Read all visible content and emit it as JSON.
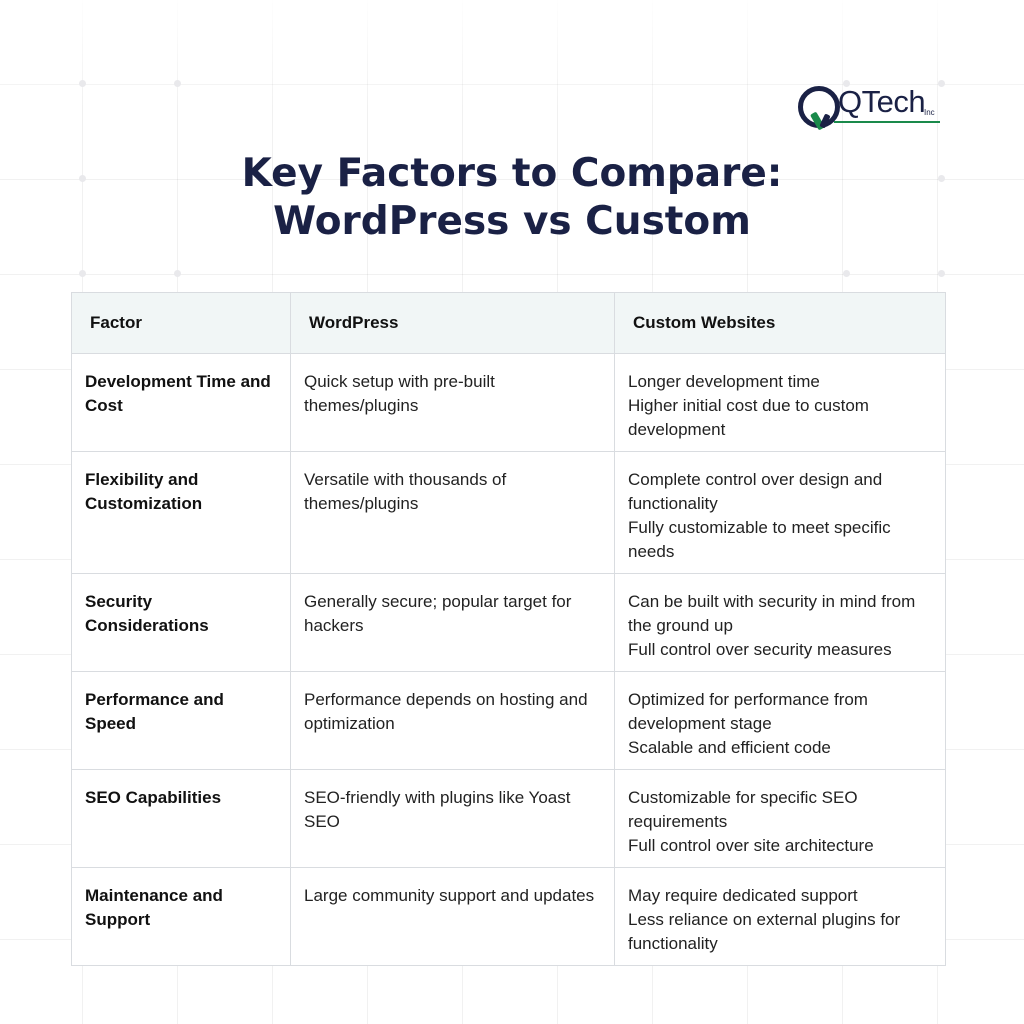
{
  "brand": {
    "name": "QTech",
    "suffix": "Inc"
  },
  "title": {
    "line1": "Key Factors to Compare:",
    "line2": "WordPress vs Custom"
  },
  "table": {
    "headers": [
      "Factor",
      "WordPress",
      "Custom Websites"
    ],
    "rows": [
      {
        "factor": "Development Time and Cost",
        "wordpress": "Quick setup with pre-built themes/plugins",
        "custom": [
          "Longer development time",
          "Higher initial cost due to custom development"
        ]
      },
      {
        "factor": "Flexibility and Customization",
        "wordpress": "Versatile with thousands of themes/plugins",
        "custom": [
          "Complete control over design and functionality",
          "Fully customizable to meet specific needs"
        ]
      },
      {
        "factor": "Security Considerations",
        "wordpress": "Generally secure; popular target for hackers",
        "custom": [
          "Can be built with security in mind from the ground up",
          "Full control over security measures"
        ]
      },
      {
        "factor": "Performance and Speed",
        "wordpress": "Performance depends on hosting and optimization",
        "custom": [
          "Optimized for performance from development stage",
          "Scalable and efficient code"
        ]
      },
      {
        "factor": "SEO Capabilities",
        "wordpress": "SEO-friendly with plugins like Yoast SEO",
        "custom": [
          "Customizable for specific SEO requirements",
          "Full control over site architecture"
        ]
      },
      {
        "factor": "Maintenance and Support",
        "wordpress": "Large community support and updates",
        "custom": [
          "May require dedicated support",
          "Less reliance on external plugins for functionality"
        ]
      }
    ]
  },
  "colors": {
    "navy": "#1a2145",
    "green": "#1a8a4b",
    "header_bg": "#f1f6f6",
    "border": "#d9dce0"
  }
}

▶ _Objective_
Write out the listing above exactly as it stands, pictures excluded.

▶ _Task solution_
Read all visible content and emit it as JSON.
{
  "brand": {
    "name": "QTech",
    "suffix": "Inc"
  },
  "title": {
    "line1": "Key Factors to Compare:",
    "line2": "WordPress vs Custom"
  },
  "table": {
    "headers": [
      "Factor",
      "WordPress",
      "Custom Websites"
    ],
    "rows": [
      {
        "factor": "Development Time and Cost",
        "wordpress": "Quick setup with pre-built themes/plugins",
        "custom": [
          "Longer development time",
          "Higher initial cost due to custom development"
        ]
      },
      {
        "factor": "Flexibility and Customization",
        "wordpress": "Versatile with thousands of themes/plugins",
        "custom": [
          "Complete control over design and functionality",
          "Fully customizable to meet specific needs"
        ]
      },
      {
        "factor": "Security Considerations",
        "wordpress": "Generally secure; popular target for hackers",
        "custom": [
          "Can be built with security in mind from the ground up",
          "Full control over security measures"
        ]
      },
      {
        "factor": "Performance and Speed",
        "wordpress": "Performance depends on hosting and optimization",
        "custom": [
          "Optimized for performance from development stage",
          "Scalable and efficient code"
        ]
      },
      {
        "factor": "SEO Capabilities",
        "wordpress": "SEO-friendly with plugins like Yoast SEO",
        "custom": [
          "Customizable for specific SEO requirements",
          "Full control over site architecture"
        ]
      },
      {
        "factor": "Maintenance and Support",
        "wordpress": "Large community support and updates",
        "custom": [
          "May require dedicated support",
          "Less reliance on external plugins for functionality"
        ]
      }
    ]
  },
  "colors": {
    "navy": "#1a2145",
    "green": "#1a8a4b",
    "header_bg": "#f1f6f6",
    "border": "#d9dce0"
  }
}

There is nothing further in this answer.